→ **YOUR GOAL**
Exclude the pictures and reproduce the remaining data exactly as written.

-- RECORDS FOR THE TASK start --

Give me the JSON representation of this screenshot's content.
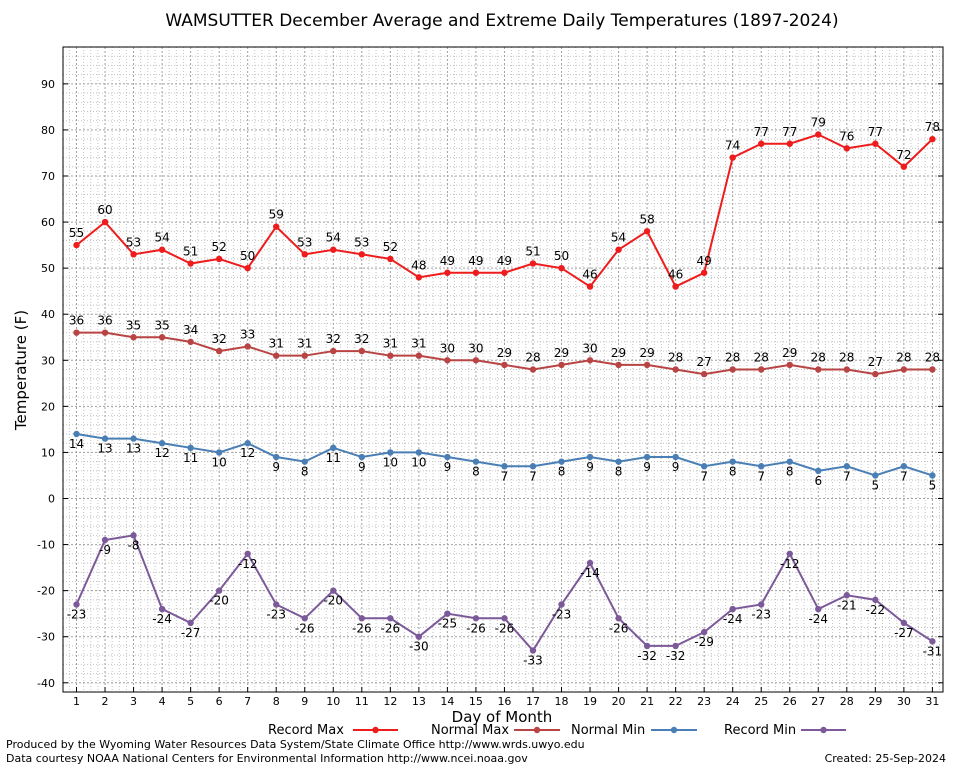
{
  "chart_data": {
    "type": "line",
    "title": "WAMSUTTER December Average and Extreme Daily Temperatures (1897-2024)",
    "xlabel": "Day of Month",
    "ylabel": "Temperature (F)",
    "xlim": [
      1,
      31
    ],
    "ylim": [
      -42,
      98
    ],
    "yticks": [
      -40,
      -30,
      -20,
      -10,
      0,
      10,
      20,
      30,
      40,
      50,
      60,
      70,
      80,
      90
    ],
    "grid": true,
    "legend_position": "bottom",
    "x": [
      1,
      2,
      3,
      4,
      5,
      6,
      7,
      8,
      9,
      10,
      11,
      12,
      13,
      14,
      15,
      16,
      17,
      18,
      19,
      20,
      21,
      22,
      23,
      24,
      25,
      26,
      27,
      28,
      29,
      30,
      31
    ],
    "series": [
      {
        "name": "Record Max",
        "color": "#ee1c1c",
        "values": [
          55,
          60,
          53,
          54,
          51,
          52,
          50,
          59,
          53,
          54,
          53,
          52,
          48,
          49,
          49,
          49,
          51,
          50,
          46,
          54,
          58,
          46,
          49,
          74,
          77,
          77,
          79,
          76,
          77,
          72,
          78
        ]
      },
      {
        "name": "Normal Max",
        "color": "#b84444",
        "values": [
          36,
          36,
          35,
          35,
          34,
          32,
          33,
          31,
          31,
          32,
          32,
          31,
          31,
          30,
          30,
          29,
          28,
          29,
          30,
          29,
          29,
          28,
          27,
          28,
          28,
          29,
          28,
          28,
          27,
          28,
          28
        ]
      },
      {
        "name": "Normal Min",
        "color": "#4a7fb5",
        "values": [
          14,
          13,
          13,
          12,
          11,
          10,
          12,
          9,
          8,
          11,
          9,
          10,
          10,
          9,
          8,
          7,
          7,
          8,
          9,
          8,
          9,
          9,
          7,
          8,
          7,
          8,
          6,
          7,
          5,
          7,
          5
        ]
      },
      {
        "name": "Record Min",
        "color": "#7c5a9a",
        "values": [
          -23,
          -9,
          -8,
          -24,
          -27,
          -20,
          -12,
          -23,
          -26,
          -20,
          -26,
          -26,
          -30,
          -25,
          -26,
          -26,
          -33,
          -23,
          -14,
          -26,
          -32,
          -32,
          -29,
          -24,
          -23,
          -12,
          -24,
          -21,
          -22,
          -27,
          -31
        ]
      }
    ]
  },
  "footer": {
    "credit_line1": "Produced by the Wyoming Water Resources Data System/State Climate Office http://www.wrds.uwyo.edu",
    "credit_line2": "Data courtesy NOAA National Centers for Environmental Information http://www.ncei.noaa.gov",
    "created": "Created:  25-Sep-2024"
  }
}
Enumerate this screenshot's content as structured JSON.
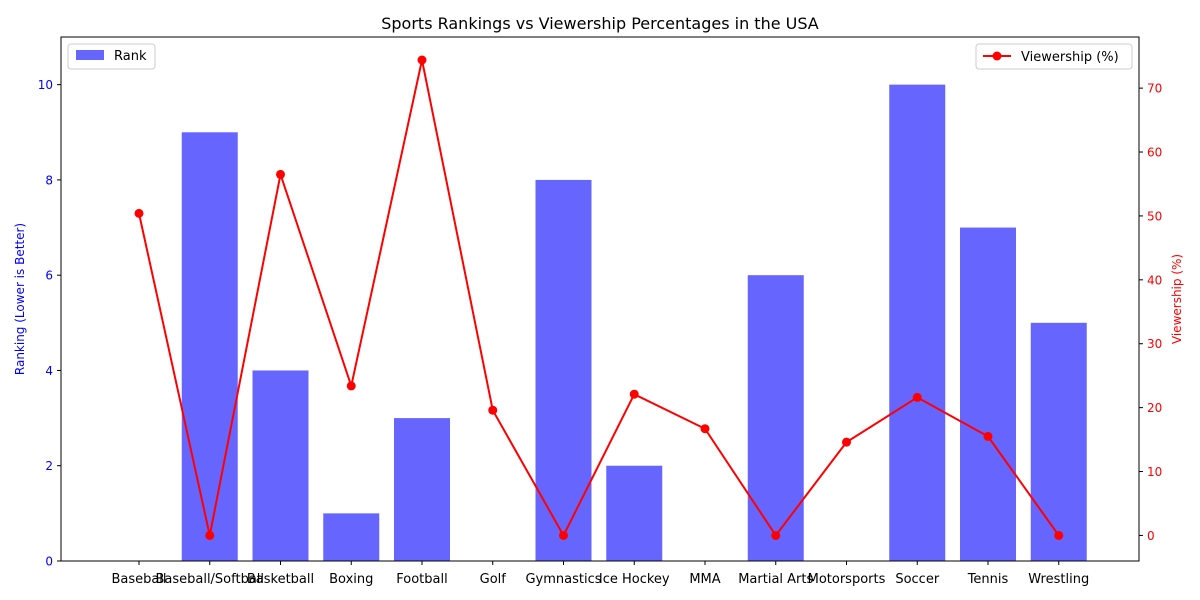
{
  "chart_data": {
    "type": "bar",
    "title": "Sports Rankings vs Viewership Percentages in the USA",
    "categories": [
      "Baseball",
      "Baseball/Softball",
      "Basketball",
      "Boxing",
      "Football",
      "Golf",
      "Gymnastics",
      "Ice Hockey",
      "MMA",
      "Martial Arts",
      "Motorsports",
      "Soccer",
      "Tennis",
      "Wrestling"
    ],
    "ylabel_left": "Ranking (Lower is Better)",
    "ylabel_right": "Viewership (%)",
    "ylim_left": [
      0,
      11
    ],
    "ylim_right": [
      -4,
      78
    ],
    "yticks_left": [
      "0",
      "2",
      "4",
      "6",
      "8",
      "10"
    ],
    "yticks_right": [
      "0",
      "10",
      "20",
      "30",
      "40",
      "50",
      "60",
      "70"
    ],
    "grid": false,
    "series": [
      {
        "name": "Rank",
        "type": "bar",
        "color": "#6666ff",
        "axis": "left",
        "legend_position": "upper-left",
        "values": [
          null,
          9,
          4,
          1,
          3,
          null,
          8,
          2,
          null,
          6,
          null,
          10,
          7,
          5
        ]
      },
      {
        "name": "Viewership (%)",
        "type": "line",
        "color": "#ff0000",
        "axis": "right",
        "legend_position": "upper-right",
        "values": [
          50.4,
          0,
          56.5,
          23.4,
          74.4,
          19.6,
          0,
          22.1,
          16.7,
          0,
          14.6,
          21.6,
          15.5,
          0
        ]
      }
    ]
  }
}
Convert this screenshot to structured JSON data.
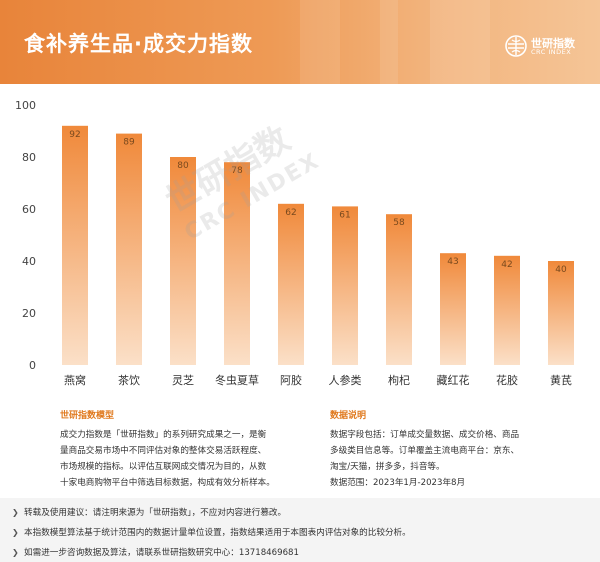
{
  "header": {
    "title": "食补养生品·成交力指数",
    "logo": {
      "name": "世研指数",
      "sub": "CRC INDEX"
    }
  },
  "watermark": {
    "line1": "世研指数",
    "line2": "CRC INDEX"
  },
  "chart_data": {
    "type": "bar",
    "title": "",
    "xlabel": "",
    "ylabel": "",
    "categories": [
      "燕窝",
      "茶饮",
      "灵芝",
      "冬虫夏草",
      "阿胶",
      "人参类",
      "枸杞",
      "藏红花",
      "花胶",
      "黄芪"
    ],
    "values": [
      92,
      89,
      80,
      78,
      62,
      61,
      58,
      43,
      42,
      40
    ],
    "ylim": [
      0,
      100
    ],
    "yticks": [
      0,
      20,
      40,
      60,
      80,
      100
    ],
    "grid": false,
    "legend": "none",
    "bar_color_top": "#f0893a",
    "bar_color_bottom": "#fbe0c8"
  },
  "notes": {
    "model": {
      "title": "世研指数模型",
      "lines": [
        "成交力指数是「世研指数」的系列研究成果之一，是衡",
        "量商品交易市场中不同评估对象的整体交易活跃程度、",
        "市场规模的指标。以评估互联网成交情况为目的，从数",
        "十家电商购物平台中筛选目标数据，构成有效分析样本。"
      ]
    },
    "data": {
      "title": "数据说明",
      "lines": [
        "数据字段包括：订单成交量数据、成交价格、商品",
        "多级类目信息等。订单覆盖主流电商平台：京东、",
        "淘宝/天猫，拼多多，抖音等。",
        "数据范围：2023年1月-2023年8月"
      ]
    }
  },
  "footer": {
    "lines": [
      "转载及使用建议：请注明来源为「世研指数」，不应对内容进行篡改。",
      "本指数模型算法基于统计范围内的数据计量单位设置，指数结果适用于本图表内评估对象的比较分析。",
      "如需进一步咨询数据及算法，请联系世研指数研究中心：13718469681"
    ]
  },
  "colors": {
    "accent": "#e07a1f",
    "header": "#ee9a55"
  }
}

-- RECORDS FOR THE TASK end --

→ **THE RESULT**
Give me the JSON representation of this screenshot's content.
{
  "chart_data": {
    "type": "line",
    "title": "WAMSUTTER December Average and Extreme Daily Temperatures (1897-2024)",
    "xlabel": "Day of Month",
    "ylabel": "Temperature (F)",
    "xlim": [
      1,
      31
    ],
    "ylim": [
      -42,
      98
    ],
    "yticks": [
      -40,
      -30,
      -20,
      -10,
      0,
      10,
      20,
      30,
      40,
      50,
      60,
      70,
      80,
      90
    ],
    "grid": true,
    "legend_position": "bottom",
    "x": [
      1,
      2,
      3,
      4,
      5,
      6,
      7,
      8,
      9,
      10,
      11,
      12,
      13,
      14,
      15,
      16,
      17,
      18,
      19,
      20,
      21,
      22,
      23,
      24,
      25,
      26,
      27,
      28,
      29,
      30,
      31
    ],
    "series": [
      {
        "name": "Record Max",
        "color": "#ee1c1c",
        "values": [
          55,
          60,
          53,
          54,
          51,
          52,
          50,
          59,
          53,
          54,
          53,
          52,
          48,
          49,
          49,
          49,
          51,
          50,
          46,
          54,
          58,
          46,
          49,
          74,
          77,
          77,
          79,
          76,
          77,
          72,
          78
        ]
      },
      {
        "name": "Normal Max",
        "color": "#b84444",
        "values": [
          36,
          36,
          35,
          35,
          34,
          32,
          33,
          31,
          31,
          32,
          32,
          31,
          31,
          30,
          30,
          29,
          28,
          29,
          30,
          29,
          29,
          28,
          27,
          28,
          28,
          29,
          28,
          28,
          27,
          28,
          28
        ]
      },
      {
        "name": "Normal Min",
        "color": "#4a7fb5",
        "values": [
          14,
          13,
          13,
          12,
          11,
          10,
          12,
          9,
          8,
          11,
          9,
          10,
          10,
          9,
          8,
          7,
          7,
          8,
          9,
          8,
          9,
          9,
          7,
          8,
          7,
          8,
          6,
          7,
          5,
          7,
          5
        ]
      },
      {
        "name": "Record Min",
        "color": "#7c5a9a",
        "values": [
          -23,
          -9,
          -8,
          -24,
          -27,
          -20,
          -12,
          -23,
          -26,
          -20,
          -26,
          -26,
          -30,
          -25,
          -26,
          -26,
          -33,
          -23,
          -14,
          -26,
          -32,
          -32,
          -29,
          -24,
          -23,
          -12,
          -24,
          -21,
          -22,
          -27,
          -31
        ]
      }
    ]
  },
  "footer": {
    "credit_line1": "Produced by the Wyoming Water Resources Data System/State Climate Office http://www.wrds.uwyo.edu",
    "credit_line2": "Data courtesy NOAA National Centers for Environmental Information http://www.ncei.noaa.gov",
    "created": "Created:  25-Sep-2024"
  }
}
Enumerate this screenshot's content as structured JSON.
{
  "chart_data": {
    "type": "bar",
    "title": "Sports Rankings vs Viewership Percentages in the USA",
    "categories": [
      "Baseball",
      "Baseball/Softball",
      "Basketball",
      "Boxing",
      "Football",
      "Golf",
      "Gymnastics",
      "Ice Hockey",
      "MMA",
      "Martial Arts",
      "Motorsports",
      "Soccer",
      "Tennis",
      "Wrestling"
    ],
    "ylabel_left": "Ranking (Lower is Better)",
    "ylabel_right": "Viewership (%)",
    "ylim_left": [
      0,
      11
    ],
    "ylim_right": [
      -4,
      78
    ],
    "yticks_left": [
      "0",
      "2",
      "4",
      "6",
      "8",
      "10"
    ],
    "yticks_right": [
      "0",
      "10",
      "20",
      "30",
      "40",
      "50",
      "60",
      "70"
    ],
    "grid": false,
    "series": [
      {
        "name": "Rank",
        "type": "bar",
        "color": "#6666ff",
        "axis": "left",
        "legend_position": "upper-left",
        "values": [
          null,
          9,
          4,
          1,
          3,
          null,
          8,
          2,
          null,
          6,
          null,
          10,
          7,
          5
        ]
      },
      {
        "name": "Viewership (%)",
        "type": "line",
        "color": "#ff0000",
        "axis": "right",
        "legend_position": "upper-right",
        "values": [
          50.4,
          0,
          56.5,
          23.4,
          74.4,
          19.6,
          0,
          22.1,
          16.7,
          0,
          14.6,
          21.6,
          15.5,
          0
        ]
      }
    ]
  }
}
Convert this screenshot to structured JSON data.
{
  "header": {
    "title": "食补养生品·成交力指数",
    "logo": {
      "name": "世研指数",
      "sub": "CRC INDEX"
    }
  },
  "watermark": {
    "line1": "世研指数",
    "line2": "CRC INDEX"
  },
  "chart_data": {
    "type": "bar",
    "title": "",
    "xlabel": "",
    "ylabel": "",
    "categories": [
      "燕窝",
      "茶饮",
      "灵芝",
      "冬虫夏草",
      "阿胶",
      "人参类",
      "枸杞",
      "藏红花",
      "花胶",
      "黄芪"
    ],
    "values": [
      92,
      89,
      80,
      78,
      62,
      61,
      58,
      43,
      42,
      40
    ],
    "ylim": [
      0,
      100
    ],
    "yticks": [
      0,
      20,
      40,
      60,
      80,
      100
    ],
    "grid": false,
    "legend": "none",
    "bar_color_top": "#f0893a",
    "bar_color_bottom": "#fbe0c8"
  },
  "notes": {
    "model": {
      "title": "世研指数模型",
      "lines": [
        "成交力指数是「世研指数」的系列研究成果之一，是衡",
        "量商品交易市场中不同评估对象的整体交易活跃程度、",
        "市场规模的指标。以评估互联网成交情况为目的，从数",
        "十家电商购物平台中筛选目标数据，构成有效分析样本。"
      ]
    },
    "data": {
      "title": "数据说明",
      "lines": [
        "数据字段包括：订单成交量数据、成交价格、商品",
        "多级类目信息等。订单覆盖主流电商平台：京东、",
        "淘宝/天猫，拼多多，抖音等。",
        "数据范围：2023年1月-2023年8月"
      ]
    }
  },
  "footer": {
    "lines": [
      "转载及使用建议：请注明来源为「世研指数」，不应对内容进行篡改。",
      "本指数模型算法基于统计范围内的数据计量单位设置，指数结果适用于本图表内评估对象的比较分析。",
      "如需进一步咨询数据及算法，请联系世研指数研究中心：13718469681"
    ]
  },
  "colors": {
    "accent": "#e07a1f",
    "header": "#ee9a55"
  }
}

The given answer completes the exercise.